**MATERIAL SHOWN:**
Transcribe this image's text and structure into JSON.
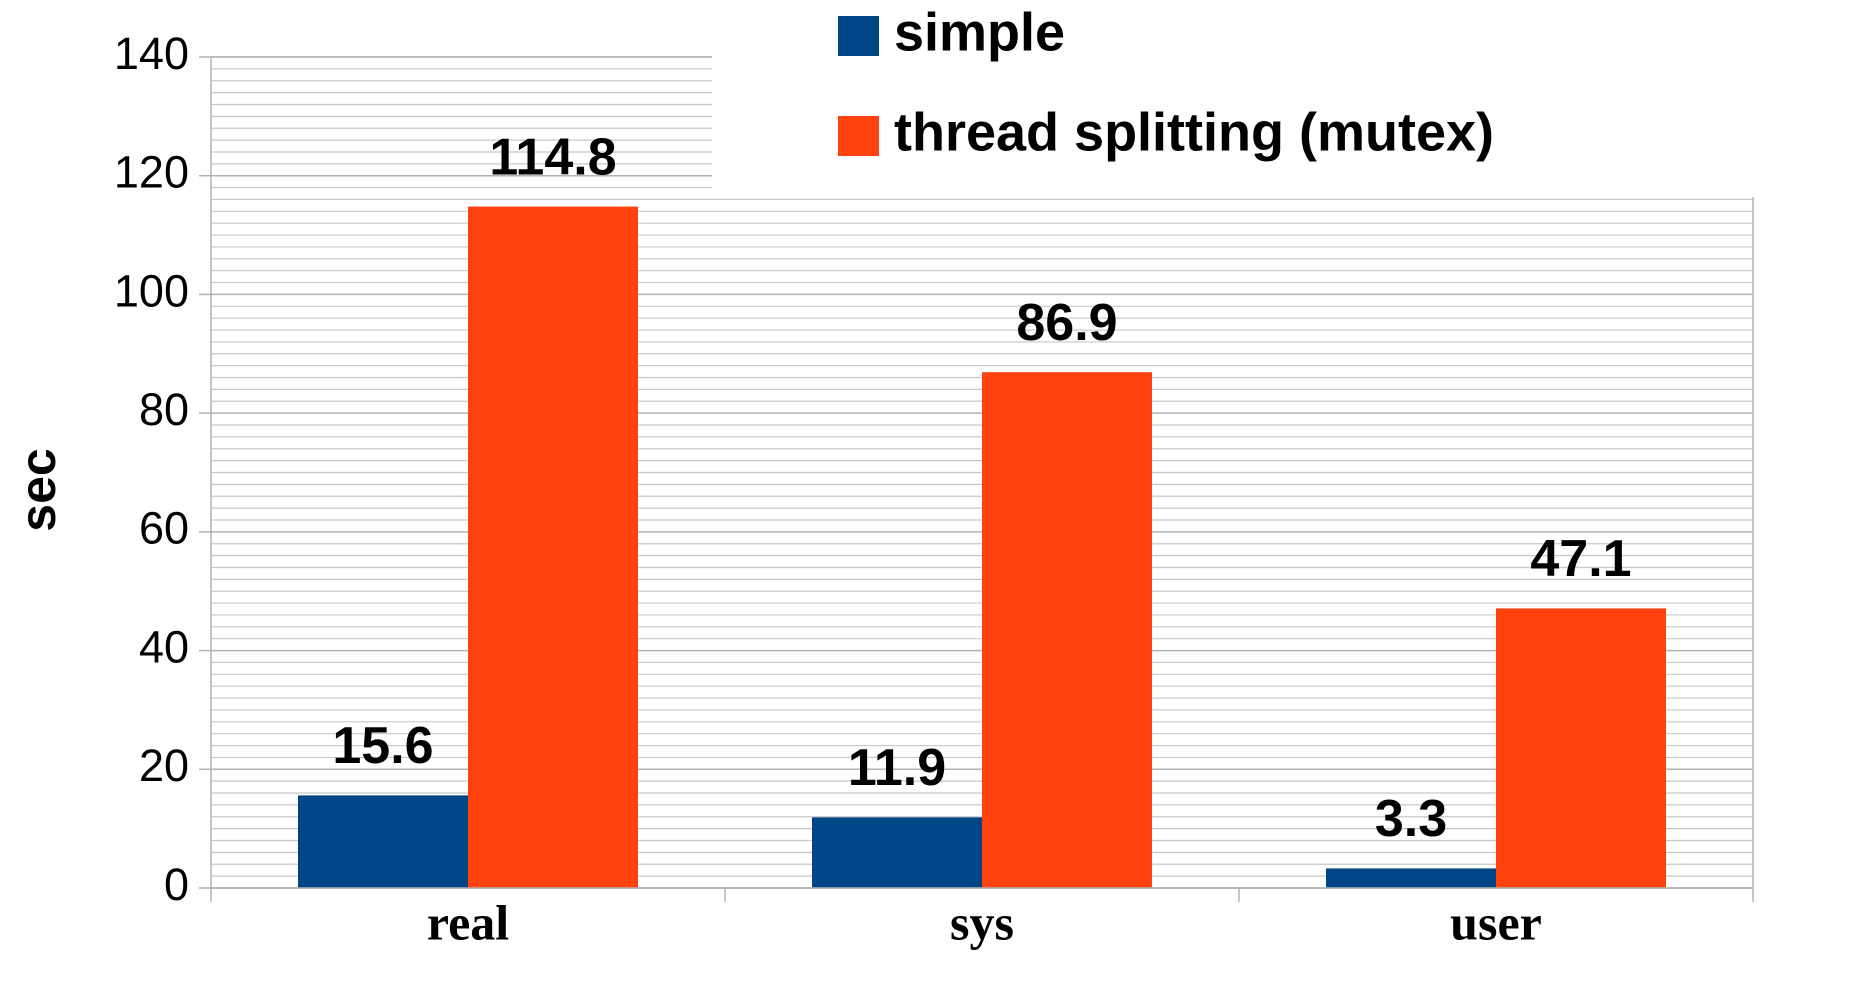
{
  "chart_data": {
    "type": "bar",
    "y_label": "sec",
    "categories": [
      "real",
      "sys",
      "user"
    ],
    "series": [
      {
        "name": "simple",
        "color": "#004586",
        "values": [
          15.6,
          11.9,
          3.3
        ]
      },
      {
        "name": "thread splitting (mutex)",
        "color": "#ff420e",
        "values": [
          114.8,
          86.9,
          47.1
        ]
      }
    ],
    "ylim": [
      0,
      140
    ],
    "yticks": [
      0,
      20,
      40,
      60,
      80,
      100,
      120,
      140
    ],
    "grid": true,
    "legend": "top-right"
  }
}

**PROBLEM DESCRIPTION:**
Quote every record above exactly, omitting any pictures they contain.

**RESULT:**
Transcribe this image's text and structure into JSON.
{
  "chart_data": {
    "type": "bar",
    "y_label": "sec",
    "categories": [
      "real",
      "sys",
      "user"
    ],
    "series": [
      {
        "name": "simple",
        "color": "#004586",
        "values": [
          15.6,
          11.9,
          3.3
        ]
      },
      {
        "name": "thread splitting (mutex)",
        "color": "#ff420e",
        "values": [
          114.8,
          86.9,
          47.1
        ]
      }
    ],
    "ylim": [
      0,
      140
    ],
    "yticks": [
      0,
      20,
      40,
      60,
      80,
      100,
      120,
      140
    ],
    "grid": true,
    "legend": "top-right"
  }
}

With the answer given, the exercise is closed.